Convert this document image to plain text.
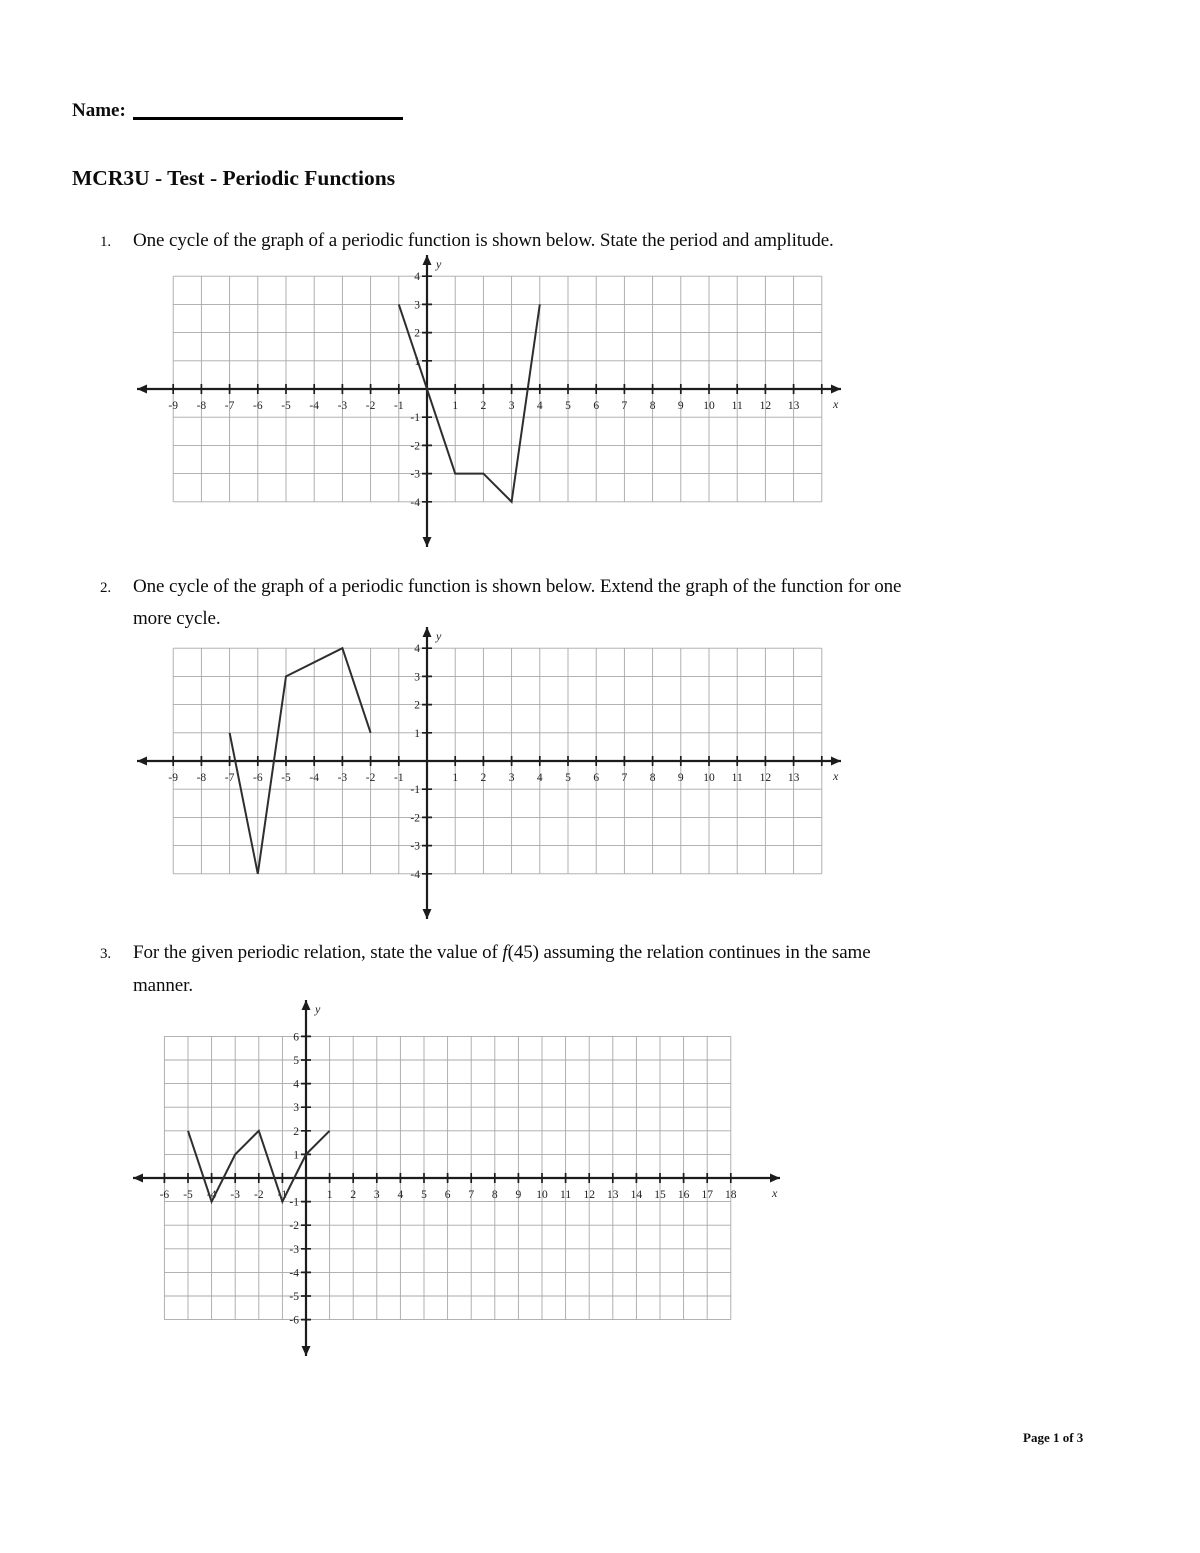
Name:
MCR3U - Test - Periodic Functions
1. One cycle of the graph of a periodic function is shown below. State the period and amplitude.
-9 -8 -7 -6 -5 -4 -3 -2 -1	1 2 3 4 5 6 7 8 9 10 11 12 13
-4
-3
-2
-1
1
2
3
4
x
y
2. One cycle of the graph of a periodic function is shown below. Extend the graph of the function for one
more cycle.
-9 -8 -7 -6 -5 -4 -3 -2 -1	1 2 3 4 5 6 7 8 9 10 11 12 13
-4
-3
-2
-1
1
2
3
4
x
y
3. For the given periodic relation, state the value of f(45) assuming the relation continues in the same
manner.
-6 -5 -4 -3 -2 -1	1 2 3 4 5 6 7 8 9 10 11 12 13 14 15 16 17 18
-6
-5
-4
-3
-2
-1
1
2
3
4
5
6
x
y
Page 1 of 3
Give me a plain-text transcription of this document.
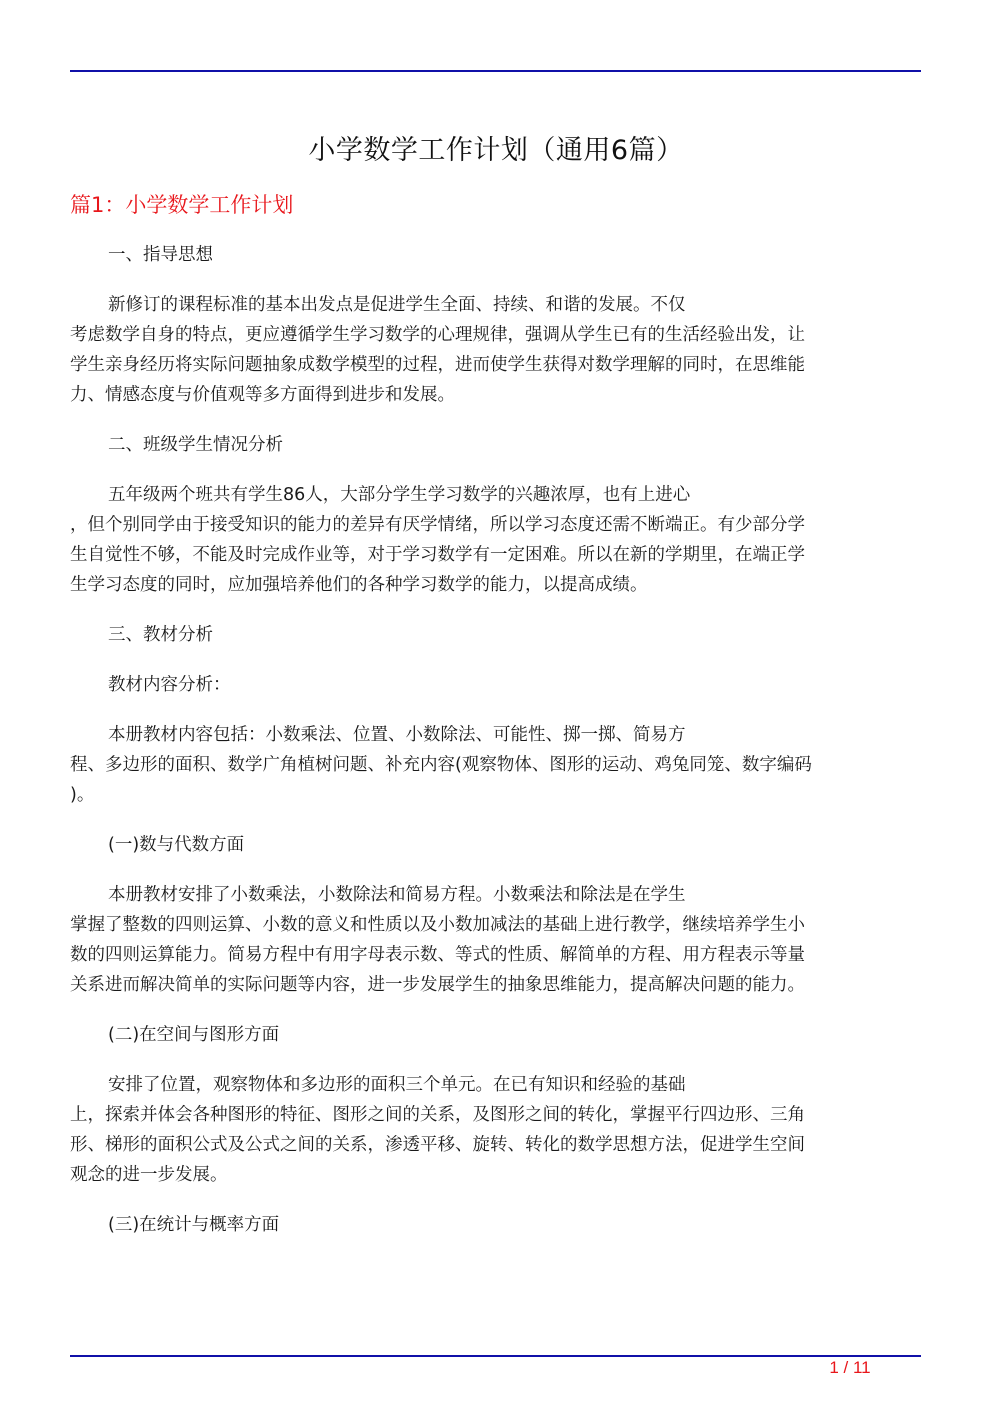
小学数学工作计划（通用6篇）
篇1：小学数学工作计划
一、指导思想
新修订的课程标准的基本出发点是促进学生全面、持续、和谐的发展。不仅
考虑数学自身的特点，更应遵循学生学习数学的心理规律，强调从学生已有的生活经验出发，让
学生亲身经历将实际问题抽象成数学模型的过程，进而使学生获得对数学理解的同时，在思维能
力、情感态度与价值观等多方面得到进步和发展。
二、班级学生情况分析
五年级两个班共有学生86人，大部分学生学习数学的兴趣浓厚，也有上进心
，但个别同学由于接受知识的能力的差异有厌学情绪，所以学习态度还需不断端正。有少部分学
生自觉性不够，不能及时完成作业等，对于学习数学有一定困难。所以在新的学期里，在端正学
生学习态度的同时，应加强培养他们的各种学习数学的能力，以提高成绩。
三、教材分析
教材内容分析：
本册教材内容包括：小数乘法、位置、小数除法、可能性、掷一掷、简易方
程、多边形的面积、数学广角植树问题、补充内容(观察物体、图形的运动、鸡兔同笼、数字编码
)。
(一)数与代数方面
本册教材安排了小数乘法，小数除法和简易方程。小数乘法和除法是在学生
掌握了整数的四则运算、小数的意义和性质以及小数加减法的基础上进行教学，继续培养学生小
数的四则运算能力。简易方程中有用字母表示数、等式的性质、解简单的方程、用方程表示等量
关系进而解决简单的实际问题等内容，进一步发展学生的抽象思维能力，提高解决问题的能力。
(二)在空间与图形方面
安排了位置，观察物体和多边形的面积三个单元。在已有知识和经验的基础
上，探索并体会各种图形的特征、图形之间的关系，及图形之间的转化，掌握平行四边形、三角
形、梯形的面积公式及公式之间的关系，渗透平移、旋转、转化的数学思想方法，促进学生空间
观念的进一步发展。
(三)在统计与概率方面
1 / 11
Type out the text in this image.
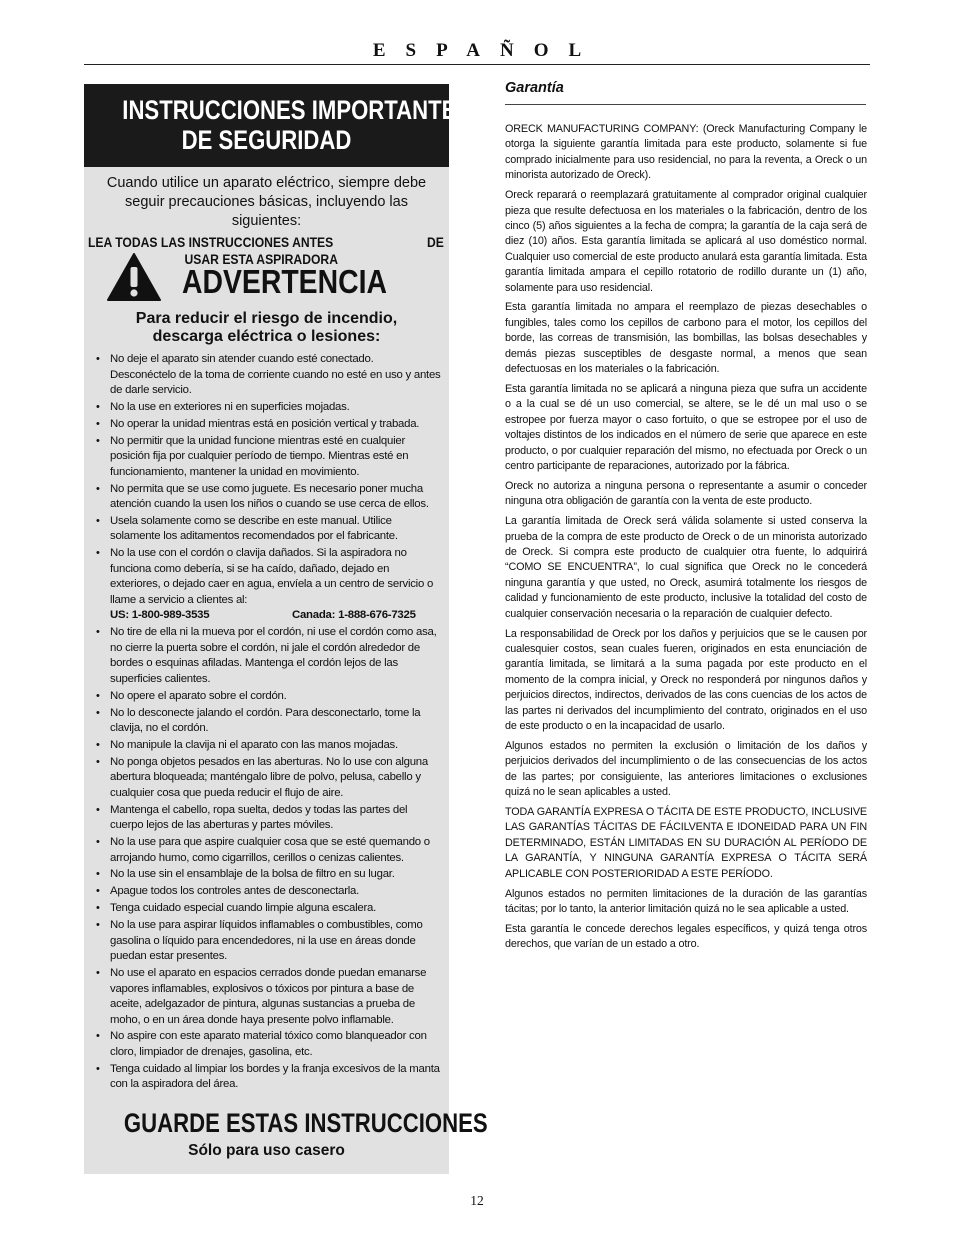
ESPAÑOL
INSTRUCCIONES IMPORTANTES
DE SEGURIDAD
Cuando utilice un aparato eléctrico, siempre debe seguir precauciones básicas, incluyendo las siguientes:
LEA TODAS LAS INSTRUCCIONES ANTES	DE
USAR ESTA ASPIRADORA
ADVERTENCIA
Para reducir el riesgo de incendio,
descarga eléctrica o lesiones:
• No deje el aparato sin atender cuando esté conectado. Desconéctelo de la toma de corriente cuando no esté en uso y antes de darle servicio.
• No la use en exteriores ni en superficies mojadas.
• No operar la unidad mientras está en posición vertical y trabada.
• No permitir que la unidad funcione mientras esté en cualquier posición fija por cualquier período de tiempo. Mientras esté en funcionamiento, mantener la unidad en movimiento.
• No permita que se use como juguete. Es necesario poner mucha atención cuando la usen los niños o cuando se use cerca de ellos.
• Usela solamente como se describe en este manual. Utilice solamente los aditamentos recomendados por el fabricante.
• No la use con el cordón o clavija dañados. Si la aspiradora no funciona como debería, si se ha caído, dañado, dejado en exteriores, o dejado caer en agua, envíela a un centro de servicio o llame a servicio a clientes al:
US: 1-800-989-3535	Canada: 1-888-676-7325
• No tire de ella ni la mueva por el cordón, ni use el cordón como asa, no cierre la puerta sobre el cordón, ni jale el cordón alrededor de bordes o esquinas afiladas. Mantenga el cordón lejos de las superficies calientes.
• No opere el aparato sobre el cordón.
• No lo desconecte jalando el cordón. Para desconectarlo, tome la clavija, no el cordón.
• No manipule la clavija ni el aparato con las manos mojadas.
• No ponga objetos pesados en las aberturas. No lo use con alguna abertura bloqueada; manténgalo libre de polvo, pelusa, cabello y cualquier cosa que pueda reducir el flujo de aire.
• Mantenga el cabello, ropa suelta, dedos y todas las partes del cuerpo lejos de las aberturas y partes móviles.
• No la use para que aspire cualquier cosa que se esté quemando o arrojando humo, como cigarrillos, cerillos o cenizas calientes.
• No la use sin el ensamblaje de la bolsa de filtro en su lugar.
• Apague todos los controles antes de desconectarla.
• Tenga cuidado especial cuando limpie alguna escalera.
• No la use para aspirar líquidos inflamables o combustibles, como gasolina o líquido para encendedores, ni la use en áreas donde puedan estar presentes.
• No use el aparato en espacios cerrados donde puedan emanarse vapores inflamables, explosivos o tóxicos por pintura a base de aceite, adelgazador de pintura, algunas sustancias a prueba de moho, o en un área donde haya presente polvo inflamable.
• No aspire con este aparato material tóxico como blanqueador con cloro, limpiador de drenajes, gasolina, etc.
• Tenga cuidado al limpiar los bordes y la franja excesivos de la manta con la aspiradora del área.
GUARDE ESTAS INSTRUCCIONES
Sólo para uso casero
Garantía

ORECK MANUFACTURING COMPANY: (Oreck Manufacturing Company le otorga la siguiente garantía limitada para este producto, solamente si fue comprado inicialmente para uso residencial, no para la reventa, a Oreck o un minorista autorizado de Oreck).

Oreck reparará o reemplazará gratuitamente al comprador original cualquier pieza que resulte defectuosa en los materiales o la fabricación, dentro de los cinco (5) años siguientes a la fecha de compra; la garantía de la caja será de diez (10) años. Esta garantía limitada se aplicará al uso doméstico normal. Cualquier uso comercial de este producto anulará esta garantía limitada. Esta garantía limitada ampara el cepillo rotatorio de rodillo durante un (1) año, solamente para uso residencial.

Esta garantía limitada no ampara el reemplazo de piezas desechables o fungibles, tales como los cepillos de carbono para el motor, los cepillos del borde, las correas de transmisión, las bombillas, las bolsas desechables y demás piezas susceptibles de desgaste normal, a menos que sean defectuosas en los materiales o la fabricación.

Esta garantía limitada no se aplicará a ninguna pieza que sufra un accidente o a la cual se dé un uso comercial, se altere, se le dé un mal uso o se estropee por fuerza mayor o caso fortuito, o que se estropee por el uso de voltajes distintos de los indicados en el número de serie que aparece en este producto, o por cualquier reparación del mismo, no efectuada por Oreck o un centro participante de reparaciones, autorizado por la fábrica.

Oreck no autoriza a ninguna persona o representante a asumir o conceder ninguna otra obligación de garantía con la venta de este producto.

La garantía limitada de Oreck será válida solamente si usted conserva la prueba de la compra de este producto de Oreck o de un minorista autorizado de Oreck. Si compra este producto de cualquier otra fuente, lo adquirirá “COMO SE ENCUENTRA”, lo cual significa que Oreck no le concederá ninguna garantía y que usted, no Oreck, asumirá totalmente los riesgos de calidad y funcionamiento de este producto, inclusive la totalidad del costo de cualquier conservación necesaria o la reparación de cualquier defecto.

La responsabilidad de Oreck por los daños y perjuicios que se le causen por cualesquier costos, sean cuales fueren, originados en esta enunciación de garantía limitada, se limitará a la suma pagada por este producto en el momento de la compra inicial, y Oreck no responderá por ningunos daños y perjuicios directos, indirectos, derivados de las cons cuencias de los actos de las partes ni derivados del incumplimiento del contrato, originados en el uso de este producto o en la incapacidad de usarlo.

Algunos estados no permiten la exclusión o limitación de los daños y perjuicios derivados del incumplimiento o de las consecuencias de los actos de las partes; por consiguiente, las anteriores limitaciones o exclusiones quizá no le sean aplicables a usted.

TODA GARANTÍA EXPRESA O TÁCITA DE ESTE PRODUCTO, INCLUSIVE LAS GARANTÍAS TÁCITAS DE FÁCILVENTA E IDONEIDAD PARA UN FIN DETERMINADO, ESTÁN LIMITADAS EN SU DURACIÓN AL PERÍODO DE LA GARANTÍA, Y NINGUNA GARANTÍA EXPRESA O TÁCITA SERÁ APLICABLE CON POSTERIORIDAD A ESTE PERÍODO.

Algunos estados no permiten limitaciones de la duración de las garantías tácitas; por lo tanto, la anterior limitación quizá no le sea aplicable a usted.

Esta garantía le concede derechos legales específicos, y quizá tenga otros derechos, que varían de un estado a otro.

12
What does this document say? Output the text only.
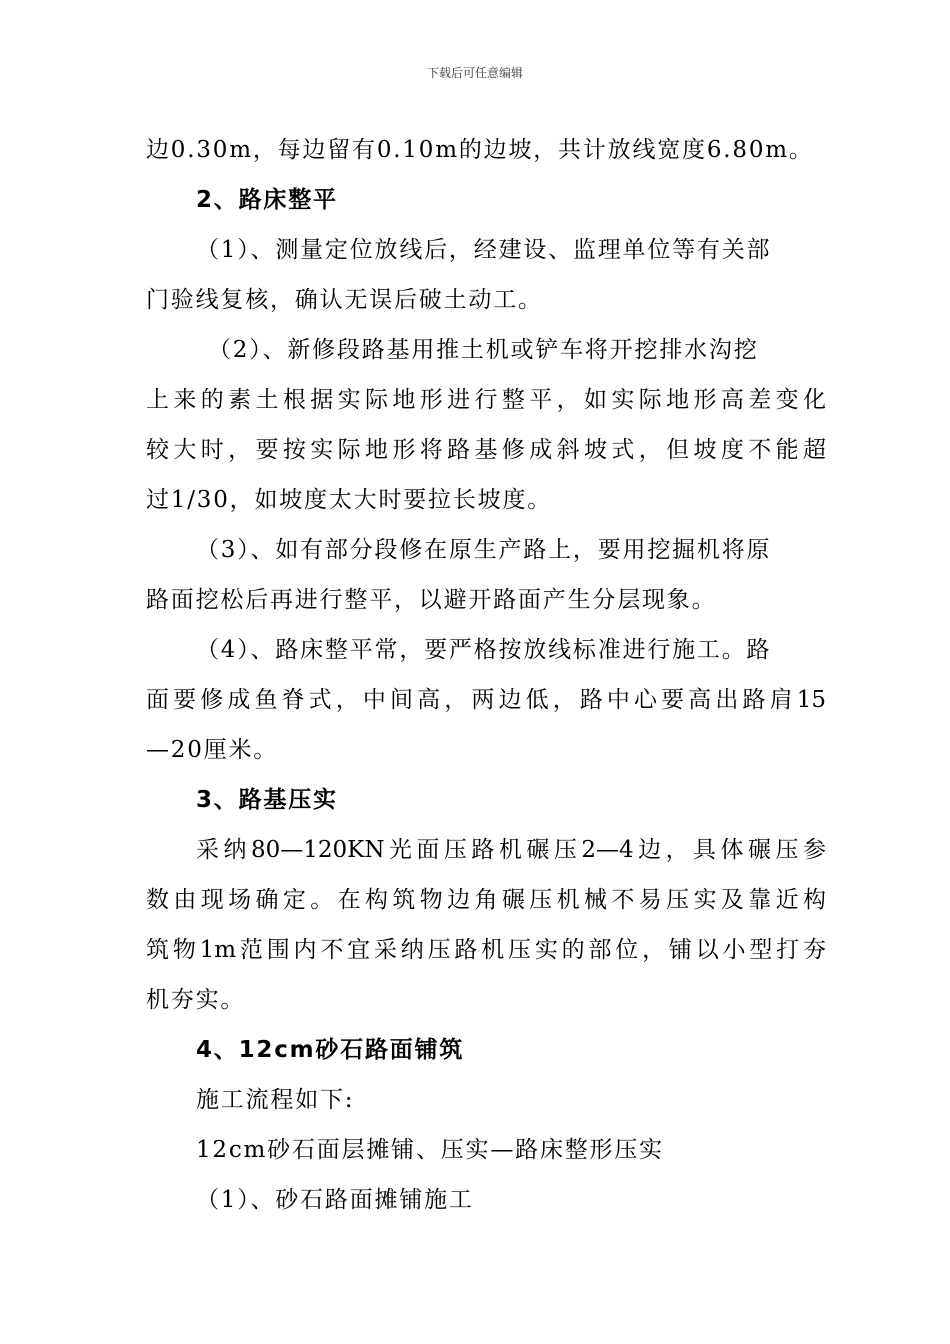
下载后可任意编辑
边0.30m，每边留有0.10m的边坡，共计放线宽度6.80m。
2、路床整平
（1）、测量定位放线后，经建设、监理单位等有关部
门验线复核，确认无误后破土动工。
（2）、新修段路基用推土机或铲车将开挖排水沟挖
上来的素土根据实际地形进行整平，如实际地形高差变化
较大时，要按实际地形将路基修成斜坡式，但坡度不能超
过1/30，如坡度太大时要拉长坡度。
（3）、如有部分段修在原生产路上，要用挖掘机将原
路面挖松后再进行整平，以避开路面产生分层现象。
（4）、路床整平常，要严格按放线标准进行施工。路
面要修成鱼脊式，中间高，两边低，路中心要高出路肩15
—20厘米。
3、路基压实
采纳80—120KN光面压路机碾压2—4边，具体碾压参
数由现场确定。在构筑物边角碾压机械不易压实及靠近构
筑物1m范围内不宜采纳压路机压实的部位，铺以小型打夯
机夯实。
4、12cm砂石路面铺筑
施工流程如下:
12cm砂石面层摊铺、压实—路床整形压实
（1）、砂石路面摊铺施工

● ● ● ● ● ● ●

■ **Your objective**
Find the word "mojadas" in the records and pull out each line that has it.

■ **The result**
• No la use en exteriores ni en superficies mojadas.
• No manipule la clavija ni el aparato con las manos mojadas.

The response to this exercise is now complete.